Transcribe the entries exactly; images are not part of the copy.

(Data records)
□ □ □
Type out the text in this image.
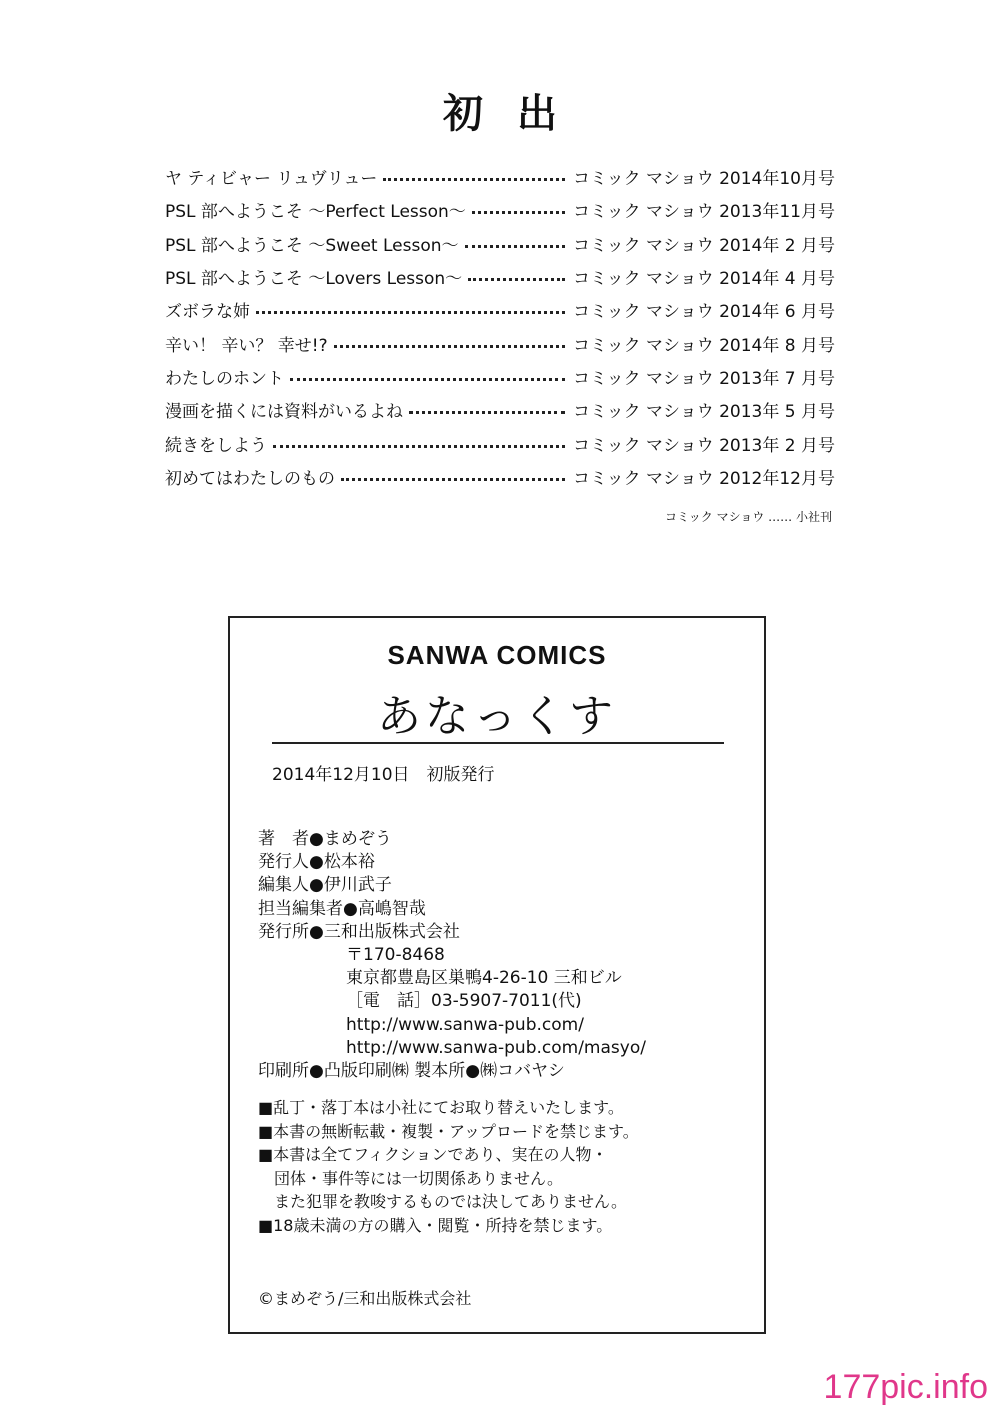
初出
ヤ ティビャー リュヴリュー	コミック マショウ 2014年10月号
PSL 部へようこそ ～Perfect Lesson～	コミック マショウ 2013年11月号
PSL 部へようこそ ～Sweet Lesson～	コミック マショウ 2014年 2 月号
PSL 部へようこそ ～Lovers Lesson～	コミック マショウ 2014年 4 月号
ズボラな姉	コミック マショウ 2014年 6 月号
辛い！ 辛い？ 幸せ!?	コミック マショウ 2014年 8 月号
わたしのホント	コミック マショウ 2013年 7 月号
漫画を描くには資料がいるよね	コミック マショウ 2013年 5 月号
続きをしよう	コミック マショウ 2013年 2 月号
初めてはわたしのもの	コミック マショウ 2012年12月号
コミック マショウ …… 小社刊
SANWA COMICS
あなっくす
2014年12月10日　初版発行
著　者●まめぞう
発行人●松本裕
編集人●伊川武子
担当編集者●高嶋智哉
発行所●三和出版株式会社
〒170-8468
東京都豊島区巣鴨4-26-10 三和ビル
［電　話］03-5907-7011(代)
http://www.sanwa-pub.com/
http://www.sanwa-pub.com/masyo/
印刷所●凸版印刷㈱ 製本所●㈱コバヤシ
■乱丁・落丁本は小社にてお取り替えいたします。
■本書の無断転載・複製・アップロードを禁じます。
■本書は全てフィクションであり、実在の人物・
団体・事件等には一切関係ありません。
また犯罪を教唆するものでは決してありません。
■18歳未満の方の購入・閲覧・所持を禁じます。
©まめぞう/三和出版株式会社
177pic.info
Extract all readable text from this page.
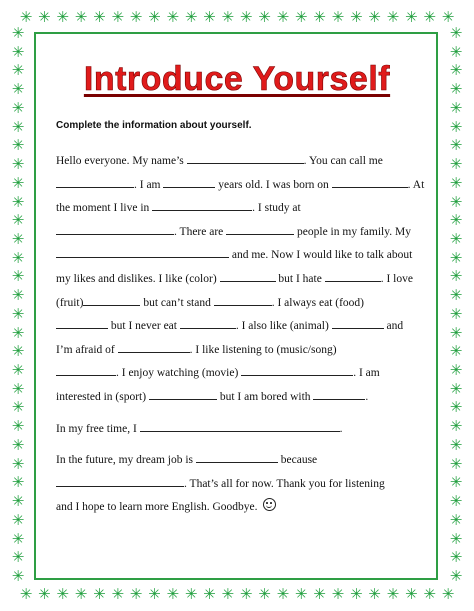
✳ ✳ ✳ ✳ ✳ ✳ ✳ ✳ ✳ ✳ ✳ ✳ ✳ ✳ ✳ ✳ ✳ ✳ ✳ ✳ ✳ ✳ ✳ ✳
✳ ✳ ✳ ✳ ✳ ✳ ✳ ✳ ✳ ✳ ✳ ✳ ✳ ✳ ✳ ✳ ✳ ✳ ✳ ✳ ✳ ✳ ✳ ✳
✳
✳
✳
✳
✳
✳
✳
✳
✳
✳
✳
✳
✳
✳
✳
✳
✳
✳
✳
✳
✳
✳
✳
✳
✳
✳
✳
✳
✳
✳
✳
✳
✳
✳
✳
✳
✳
✳
✳
✳
✳
✳
✳
✳
✳
✳
✳
✳
✳
✳
✳
✳
✳
✳
✳
✳
✳
✳
✳
✳
Introduce Yourself
Complete the information about yourself.

Hello everyone. My name’s	. You can call me
. I am	years old. I was born on	. At
the moment I live in	. I study at
. There are	people in my family. My
and me. Now I would like to talk about
my likes and dislikes. I like (color)	but I hate	. I love
(fruit)	but can’t stand	. I always eat (food)
but I never eat	. I also like (animal)	and
I’m afraid of	. I like listening to (music/song)
. I enjoy watching (movie)	. I am
interested in (sport)	but I am bored with	.

In my free time, I	.

In the future, my dream job is	because
. That’s all for now. Thank you for listening
and I hope to learn more English. Goodbye.
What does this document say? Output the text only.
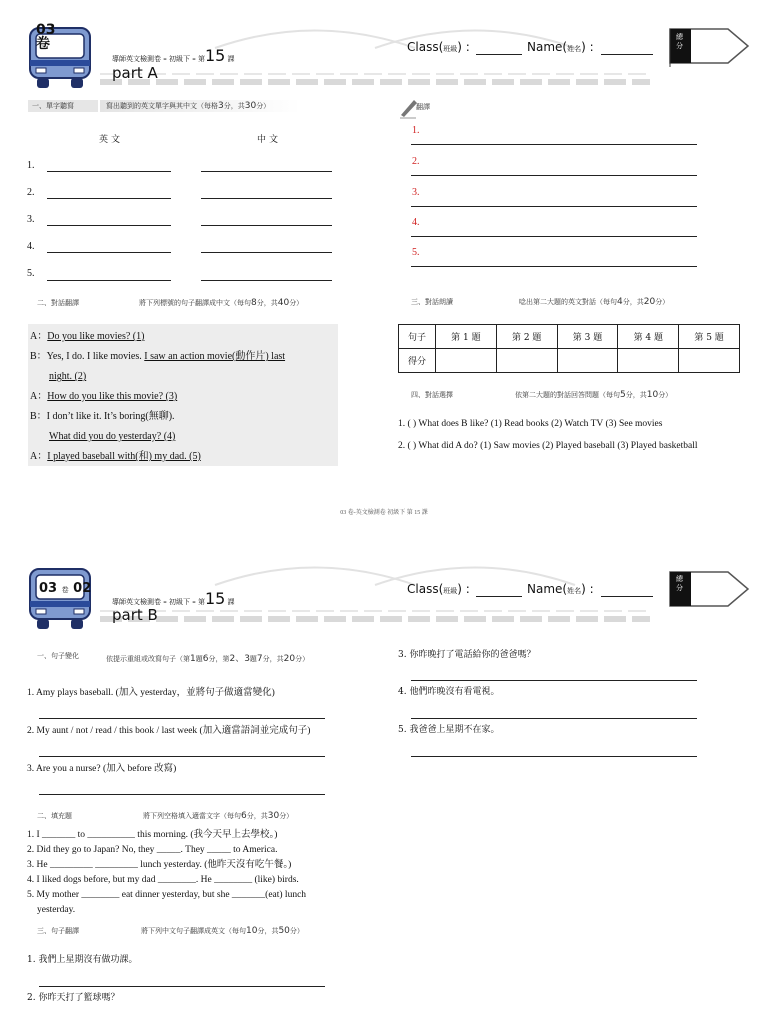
03
卷
導師英文檢測卷 – 初級下 – 第15 課
part A
Class(班級) :	Name(姓名) :
總分
一、單字聽寫	寫出聽到的英文單字與其中文（每格3分，共30分）
英文	中文
1.
2.
3.
4.
5.
翻譯
1.
2.
3.
4.
5.
二、對話翻譯	將下列標號的句子翻譯成中文（每句8分，共40分）
A：Do you like movies? (1)
B：Yes, I do. I like movies. I saw an action movie(動作片) last
night. (2)
A：How do you like this movie? (3)
B：I don’t like it. It’s boring(無聊).
What did you do yesterday? (4)
A：I played baseball with(和) my dad. (5)
三、對話朗讀	唸出第二大題的英文對話（每句4分，共20分）
句子	第 1 題	第 2 題	第 3 題	第 4 題	第 5 題
得分					
四、對話選擇	依第二大題的對話回答問題（每句5分，共10分）
1. ( ) What does B like? (1) Read books (2) Watch TV (3) See movies
2. ( ) What did A do? (1) Saw movies (2) Played baseball (3) Played basketball
03 卷-英文檢測卷 初級下 第 15 課
03 卷 02
導師英文檢測卷 – 初級下 – 第15 課
part B
Class(班級) :	Name(姓名) :
總分
一、句子變化	依提示重組或改寫句子（第1題6分，第2、3題7分，共20分）
1. Amy plays baseball. (加入 yesterday，並將句子做適當變化)
2. My aunt / not / read / this book / last week (加入適當語詞並完成句子)
3. Are you a nurse? (加入 before 改寫)
二、填充題	將下列空格填入適當文字（每句6分，共30分）
1. I _______ to __________ this morning. (我今天早上去學校。)
2. Did they go to Japan? No, they _____. They _____ to America.
3. He _________ _________ lunch yesterday. (他昨天沒有吃午餐。)
4. I liked dogs before, but my dad ________. He ________ (like) birds.
5. My mother ________ eat dinner yesterday, but she _______(eat) lunch
yesterday.
三、句子翻譯	將下列中文句子翻譯成英文（每句10分，共50分）
1. 我們上星期沒有做功課。
2. 你昨天打了籃球嗎？
3. 你昨晚打了電話給你的爸爸嗎？
4. 他們昨晚沒有看電視。
5. 我爸爸上星期不在家。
□ □ □
◆ **Solution for this task**:
Type out the text in this image.
初出
ヤ ティビャー リュヴリュー	コミック マショウ 2014年10月号
PSL 部へようこそ ～Perfect Lesson～	コミック マショウ 2013年11月号
PSL 部へようこそ ～Sweet Lesson～	コミック マショウ 2014年 2 月号
PSL 部へようこそ ～Lovers Lesson～	コミック マショウ 2014年 4 月号
ズボラな姉	コミック マショウ 2014年 6 月号
辛い！ 辛い？ 幸せ!?	コミック マショウ 2014年 8 月号
わたしのホント	コミック マショウ 2013年 7 月号
漫画を描くには資料がいるよね	コミック マショウ 2013年 5 月号
続きをしよう	コミック マショウ 2013年 2 月号
初めてはわたしのもの	コミック マショウ 2012年12月号
コミック マショウ …… 小社刊
SANWA COMICS
あなっくす
2014年12月10日　初版発行
著　者●まめぞう
発行人●松本裕
編集人●伊川武子
担当編集者●高嶋智哉
発行所●三和出版株式会社
〒170-8468
東京都豊島区巣鴨4-26-10 三和ビル
［電　話］03-5907-7011(代)
http://www.sanwa-pub.com/
http://www.sanwa-pub.com/masyo/
印刷所●凸版印刷㈱ 製本所●㈱コバヤシ
■乱丁・落丁本は小社にてお取り替えいたします。
■本書の無断転載・複製・アップロードを禁じます。
■本書は全てフィクションであり、実在の人物・
団体・事件等には一切関係ありません。
また犯罪を教唆するものでは決してありません。
■18歳未満の方の購入・閲覧・所持を禁じます。
©まめぞう/三和出版株式会社
177pic.info
Extract all readable text from this page.
✳ ✳ ✳ ✳ ✳ ✳ ✳ ✳ ✳ ✳ ✳ ✳ ✳ ✳ ✳ ✳ ✳ ✳ ✳ ✳ ✳ ✳ ✳ ✳
✳ ✳ ✳ ✳ ✳ ✳ ✳ ✳ ✳ ✳ ✳ ✳ ✳ ✳ ✳ ✳ ✳ ✳ ✳ ✳ ✳ ✳ ✳ ✳
✳
✳
✳
✳
✳
✳
✳
✳
✳
✳
✳
✳
✳
✳
✳
✳
✳
✳
✳
✳
✳
✳
✳
✳
✳
✳
✳
✳
✳
✳
✳
✳
✳
✳
✳
✳
✳
✳
✳
✳
✳
✳
✳
✳
✳
✳
✳
✳
✳
✳
✳
✳
✳
✳
✳
✳
✳
✳
✳
✳
Introduce Yourself
Complete the information about yourself.

Hello everyone. My name’s	. You can call me
. I am	years old. I was born on	. At
the moment I live in	. I study at
. There are	people in my family. My
and me. Now I would like to talk about
my likes and dislikes. I like (color)	but I hate	. I love
(fruit)	but can’t stand	. I always eat (food)
but I never eat	. I also like (animal)	and
I’m afraid of	. I like listening to (music/song)
. I enjoy watching (movie)	. I am
interested in (sport)	but I am bored with	.

In my free time, I	.

In the future, my dream job is	because
. That’s all for now. Thank you for listening
and I hope to learn more English. Goodbye.
What does this document say? Output the text only.
03
卷
導師英文檢測卷 – 初級下 – 第15 課
part A
Class(班級) :	Name(姓名) :
總分
一、單字聽寫	寫出聽到的英文單字與其中文（每格3分，共30分）
英文	中文
1.
2.
3.
4.
5.
翻譯
1.
2.
3.
4.
5.
二、對話翻譯	將下列標號的句子翻譯成中文（每句8分，共40分）
A：Do you like movies? (1)
B：Yes, I do. I like movies. I saw an action movie(動作片) last
night. (2)
A：How do you like this movie? (3)
B：I don’t like it. It’s boring(無聊).
What did you do yesterday? (4)
A：I played baseball with(和) my dad. (5)
三、對話朗讀	唸出第二大題的英文對話（每句4分，共20分）
句子	第 1 題	第 2 題	第 3 題	第 4 題	第 5 題
得分					
四、對話選擇	依第二大題的對話回答問題（每句5分，共10分）
1. ( ) What does B like? (1) Read books (2) Watch TV (3) See movies
2. ( ) What did A do? (1) Saw movies (2) Played baseball (3) Played basketball
03 卷-英文檢測卷 初級下 第 15 課
03 卷 02
導師英文檢測卷 – 初級下 – 第15 課
part B
Class(班級) :	Name(姓名) :
總分
一、句子變化	依提示重組或改寫句子（第1題6分，第2、3題7分，共20分）
1. Amy plays baseball. (加入 yesterday，並將句子做適當變化)
2. My aunt / not / read / this book / last week (加入適當語詞並完成句子)
3. Are you a nurse? (加入 before 改寫)
二、填充題	將下列空格填入適當文字（每句6分，共30分）
1. I _______ to __________ this morning. (我今天早上去學校。)
2. Did they go to Japan? No, they _____. They _____ to America.
3. He _________ _________ lunch yesterday. (他昨天沒有吃午餐。)
4. I liked dogs before, but my dad ________. He ________ (like) birds.
5. My mother ________ eat dinner yesterday, but she _______(eat) lunch
yesterday.
三、句子翻譯	將下列中文句子翻譯成英文（每句10分，共50分）
1. 我們上星期沒有做功課。
2. 你昨天打了籃球嗎？
3. 你昨晚打了電話給你的爸爸嗎？
4. 他們昨晚沒有看電視。
5. 我爸爸上星期不在家。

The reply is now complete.